--- To be done ---
Write the data out again exactly, dropping any images it holds.

-- START Extracted data --

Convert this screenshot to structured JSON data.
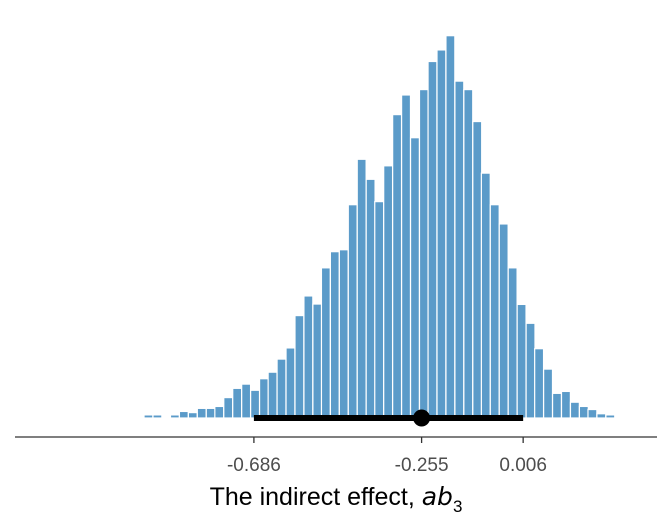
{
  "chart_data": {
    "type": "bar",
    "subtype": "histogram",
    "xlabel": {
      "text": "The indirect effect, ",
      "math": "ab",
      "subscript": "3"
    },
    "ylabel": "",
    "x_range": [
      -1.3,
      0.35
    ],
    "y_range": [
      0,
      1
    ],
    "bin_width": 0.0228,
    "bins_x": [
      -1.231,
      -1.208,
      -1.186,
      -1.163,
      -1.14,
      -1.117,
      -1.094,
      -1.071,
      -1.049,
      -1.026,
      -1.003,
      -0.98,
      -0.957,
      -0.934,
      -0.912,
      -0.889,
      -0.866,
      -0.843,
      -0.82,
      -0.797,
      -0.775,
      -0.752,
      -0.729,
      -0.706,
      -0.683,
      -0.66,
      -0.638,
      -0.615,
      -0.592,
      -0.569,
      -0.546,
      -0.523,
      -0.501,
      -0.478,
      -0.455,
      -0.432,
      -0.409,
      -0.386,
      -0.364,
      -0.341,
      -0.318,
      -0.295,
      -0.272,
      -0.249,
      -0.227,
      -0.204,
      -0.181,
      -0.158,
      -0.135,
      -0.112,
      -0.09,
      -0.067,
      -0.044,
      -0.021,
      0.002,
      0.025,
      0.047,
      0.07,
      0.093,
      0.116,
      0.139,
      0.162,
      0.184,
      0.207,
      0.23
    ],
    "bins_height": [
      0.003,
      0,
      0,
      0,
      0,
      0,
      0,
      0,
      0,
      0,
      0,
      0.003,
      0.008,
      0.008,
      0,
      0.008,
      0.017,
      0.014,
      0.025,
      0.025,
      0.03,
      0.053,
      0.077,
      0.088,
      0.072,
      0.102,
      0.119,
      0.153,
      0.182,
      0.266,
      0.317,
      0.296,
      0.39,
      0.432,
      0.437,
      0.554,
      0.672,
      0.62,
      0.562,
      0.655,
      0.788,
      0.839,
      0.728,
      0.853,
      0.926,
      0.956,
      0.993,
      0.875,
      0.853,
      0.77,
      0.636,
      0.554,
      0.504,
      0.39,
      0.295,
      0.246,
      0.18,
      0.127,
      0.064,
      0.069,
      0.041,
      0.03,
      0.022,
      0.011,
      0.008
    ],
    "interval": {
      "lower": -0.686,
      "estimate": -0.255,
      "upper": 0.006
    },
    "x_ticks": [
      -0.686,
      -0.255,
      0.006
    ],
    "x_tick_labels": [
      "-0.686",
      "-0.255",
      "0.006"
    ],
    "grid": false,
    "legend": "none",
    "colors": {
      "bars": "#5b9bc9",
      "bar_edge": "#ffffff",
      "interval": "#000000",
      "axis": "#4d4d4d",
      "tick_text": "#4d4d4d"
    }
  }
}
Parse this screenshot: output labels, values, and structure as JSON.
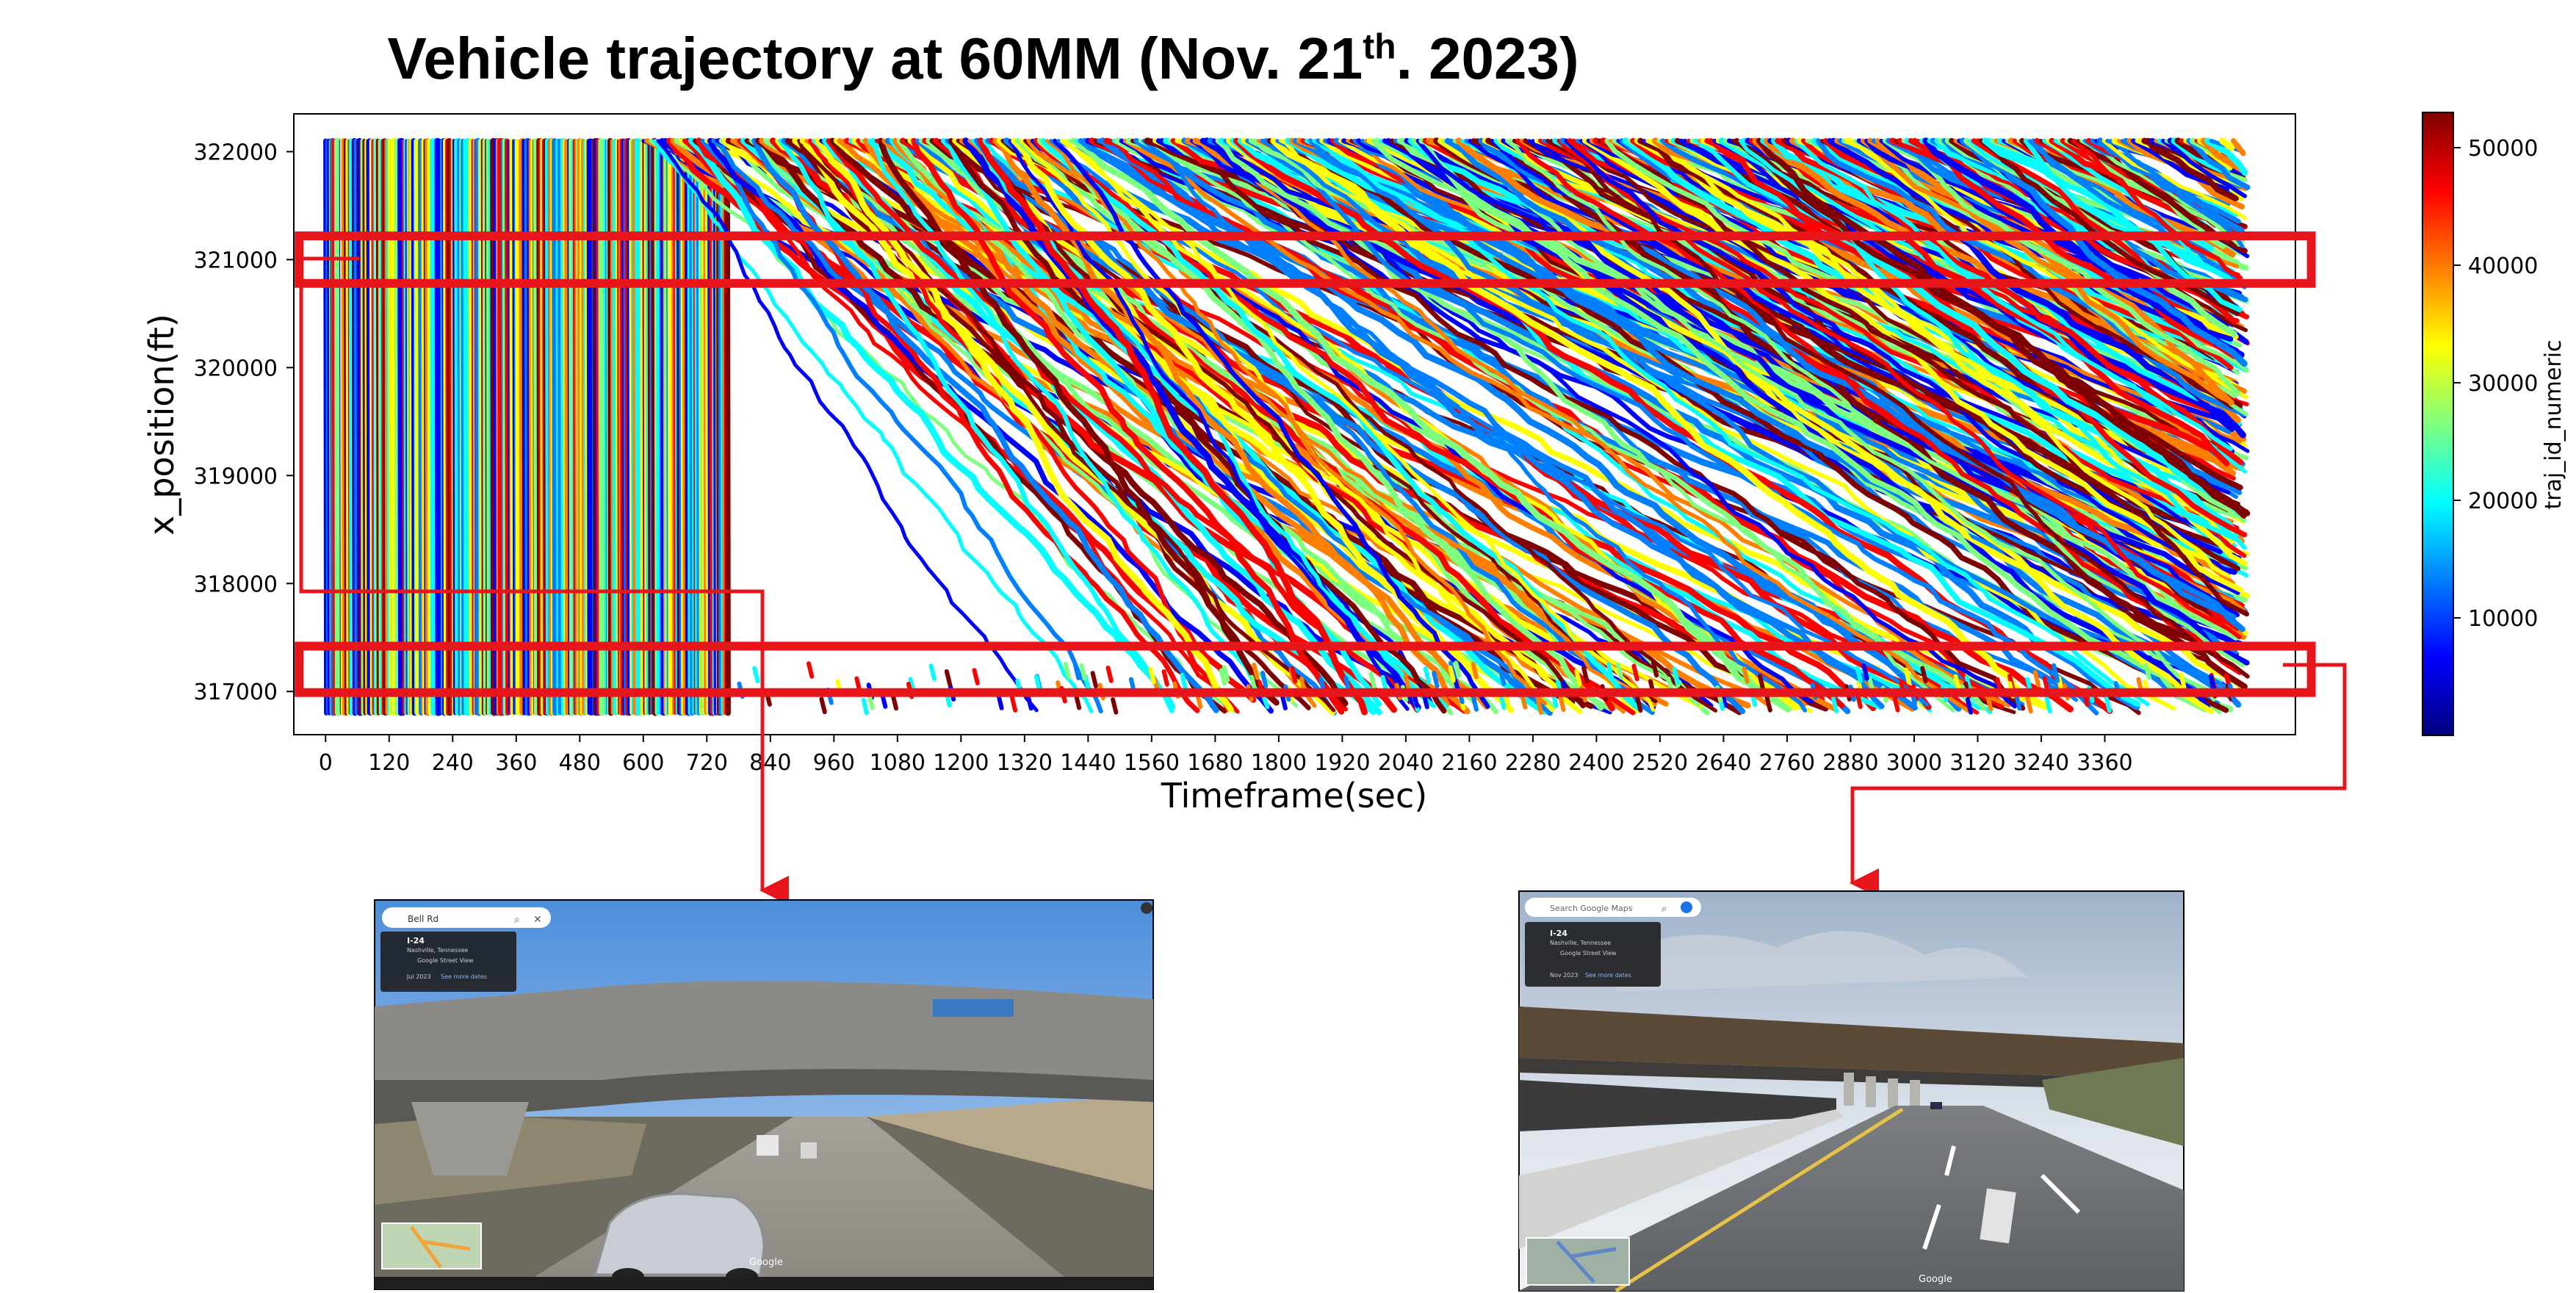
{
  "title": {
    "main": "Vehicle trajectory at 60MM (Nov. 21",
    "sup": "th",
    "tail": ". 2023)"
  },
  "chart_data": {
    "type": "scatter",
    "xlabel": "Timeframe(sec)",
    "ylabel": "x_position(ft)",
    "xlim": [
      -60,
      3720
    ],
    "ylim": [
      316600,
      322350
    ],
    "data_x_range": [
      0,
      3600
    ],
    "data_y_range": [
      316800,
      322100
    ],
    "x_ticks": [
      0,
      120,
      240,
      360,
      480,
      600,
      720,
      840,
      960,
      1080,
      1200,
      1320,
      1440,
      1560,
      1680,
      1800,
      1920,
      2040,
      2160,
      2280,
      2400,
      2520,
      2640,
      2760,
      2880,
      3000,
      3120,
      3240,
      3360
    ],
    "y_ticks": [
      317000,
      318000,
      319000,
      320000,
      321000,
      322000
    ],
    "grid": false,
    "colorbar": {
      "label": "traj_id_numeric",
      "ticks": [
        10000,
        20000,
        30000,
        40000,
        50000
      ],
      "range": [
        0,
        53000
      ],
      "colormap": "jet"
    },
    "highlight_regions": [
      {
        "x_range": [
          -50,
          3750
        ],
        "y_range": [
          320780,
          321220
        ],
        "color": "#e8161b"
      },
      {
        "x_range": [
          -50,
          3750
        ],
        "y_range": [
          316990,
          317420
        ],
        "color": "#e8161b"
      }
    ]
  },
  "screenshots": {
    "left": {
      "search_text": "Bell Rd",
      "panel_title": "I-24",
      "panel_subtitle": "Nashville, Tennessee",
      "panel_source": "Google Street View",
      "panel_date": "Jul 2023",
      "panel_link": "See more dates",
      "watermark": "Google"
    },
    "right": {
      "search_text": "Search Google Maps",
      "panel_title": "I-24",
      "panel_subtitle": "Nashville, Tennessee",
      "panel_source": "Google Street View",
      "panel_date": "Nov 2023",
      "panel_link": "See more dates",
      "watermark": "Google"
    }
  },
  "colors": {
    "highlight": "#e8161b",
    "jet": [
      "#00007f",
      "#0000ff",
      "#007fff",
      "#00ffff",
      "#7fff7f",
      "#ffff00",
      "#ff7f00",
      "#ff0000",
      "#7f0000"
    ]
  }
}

-- END Extracted data --

--- Result ---
Convert this screenshot to structured JSON data.
{
  "chart_data": {
    "type": "bar",
    "subtype": "histogram",
    "xlabel": {
      "text": "The indirect effect, ",
      "math": "ab",
      "subscript": "3"
    },
    "ylabel": "",
    "x_range": [
      -1.3,
      0.35
    ],
    "y_range": [
      0,
      1
    ],
    "bin_width": 0.0228,
    "bins_x": [
      -1.231,
      -1.208,
      -1.186,
      -1.163,
      -1.14,
      -1.117,
      -1.094,
      -1.071,
      -1.049,
      -1.026,
      -1.003,
      -0.98,
      -0.957,
      -0.934,
      -0.912,
      -0.889,
      -0.866,
      -0.843,
      -0.82,
      -0.797,
      -0.775,
      -0.752,
      -0.729,
      -0.706,
      -0.683,
      -0.66,
      -0.638,
      -0.615,
      -0.592,
      -0.569,
      -0.546,
      -0.523,
      -0.501,
      -0.478,
      -0.455,
      -0.432,
      -0.409,
      -0.386,
      -0.364,
      -0.341,
      -0.318,
      -0.295,
      -0.272,
      -0.249,
      -0.227,
      -0.204,
      -0.181,
      -0.158,
      -0.135,
      -0.112,
      -0.09,
      -0.067,
      -0.044,
      -0.021,
      0.002,
      0.025,
      0.047,
      0.07,
      0.093,
      0.116,
      0.139,
      0.162,
      0.184,
      0.207,
      0.23
    ],
    "bins_height": [
      0.003,
      0,
      0,
      0,
      0,
      0,
      0,
      0,
      0,
      0,
      0,
      0.003,
      0.008,
      0.008,
      0,
      0.008,
      0.017,
      0.014,
      0.025,
      0.025,
      0.03,
      0.053,
      0.077,
      0.088,
      0.072,
      0.102,
      0.119,
      0.153,
      0.182,
      0.266,
      0.317,
      0.296,
      0.39,
      0.432,
      0.437,
      0.554,
      0.672,
      0.62,
      0.562,
      0.655,
      0.788,
      0.839,
      0.728,
      0.853,
      0.926,
      0.956,
      0.993,
      0.875,
      0.853,
      0.77,
      0.636,
      0.554,
      0.504,
      0.39,
      0.295,
      0.246,
      0.18,
      0.127,
      0.064,
      0.069,
      0.041,
      0.03,
      0.022,
      0.011,
      0.008
    ],
    "interval": {
      "lower": -0.686,
      "estimate": -0.255,
      "upper": 0.006
    },
    "x_ticks": [
      -0.686,
      -0.255,
      0.006
    ],
    "x_tick_labels": [
      "-0.686",
      "-0.255",
      "0.006"
    ],
    "grid": false,
    "legend": "none",
    "colors": {
      "bars": "#5b9bc9",
      "bar_edge": "#ffffff",
      "interval": "#000000",
      "axis": "#4d4d4d",
      "tick_text": "#4d4d4d"
    }
  }
}
Parse this screenshot: output labels, values, and structure as JSON.
{
  "title": {
    "main": "Vehicle trajectory at 60MM (Nov. 21",
    "sup": "th",
    "tail": ". 2023)"
  },
  "chart_data": {
    "type": "scatter",
    "xlabel": "Timeframe(sec)",
    "ylabel": "x_position(ft)",
    "xlim": [
      -60,
      3720
    ],
    "ylim": [
      316600,
      322350
    ],
    "data_x_range": [
      0,
      3600
    ],
    "data_y_range": [
      316800,
      322100
    ],
    "x_ticks": [
      0,
      120,
      240,
      360,
      480,
      600,
      720,
      840,
      960,
      1080,
      1200,
      1320,
      1440,
      1560,
      1680,
      1800,
      1920,
      2040,
      2160,
      2280,
      2400,
      2520,
      2640,
      2760,
      2880,
      3000,
      3120,
      3240,
      3360
    ],
    "y_ticks": [
      317000,
      318000,
      319000,
      320000,
      321000,
      322000
    ],
    "grid": false,
    "colorbar": {
      "label": "traj_id_numeric",
      "ticks": [
        10000,
        20000,
        30000,
        40000,
        50000
      ],
      "range": [
        0,
        53000
      ],
      "colormap": "jet"
    },
    "highlight_regions": [
      {
        "x_range": [
          -50,
          3750
        ],
        "y_range": [
          320780,
          321220
        ],
        "color": "#e8161b"
      },
      {
        "x_range": [
          -50,
          3750
        ],
        "y_range": [
          316990,
          317420
        ],
        "color": "#e8161b"
      }
    ]
  },
  "screenshots": {
    "left": {
      "search_text": "Bell Rd",
      "panel_title": "I-24",
      "panel_subtitle": "Nashville, Tennessee",
      "panel_source": "Google Street View",
      "panel_date": "Jul 2023",
      "panel_link": "See more dates",
      "watermark": "Google"
    },
    "right": {
      "search_text": "Search Google Maps",
      "panel_title": "I-24",
      "panel_subtitle": "Nashville, Tennessee",
      "panel_source": "Google Street View",
      "panel_date": "Nov 2023",
      "panel_link": "See more dates",
      "watermark": "Google"
    }
  },
  "colors": {
    "highlight": "#e8161b",
    "jet": [
      "#00007f",
      "#0000ff",
      "#007fff",
      "#00ffff",
      "#7fff7f",
      "#ffff00",
      "#ff7f00",
      "#ff0000",
      "#7f0000"
    ]
  }
}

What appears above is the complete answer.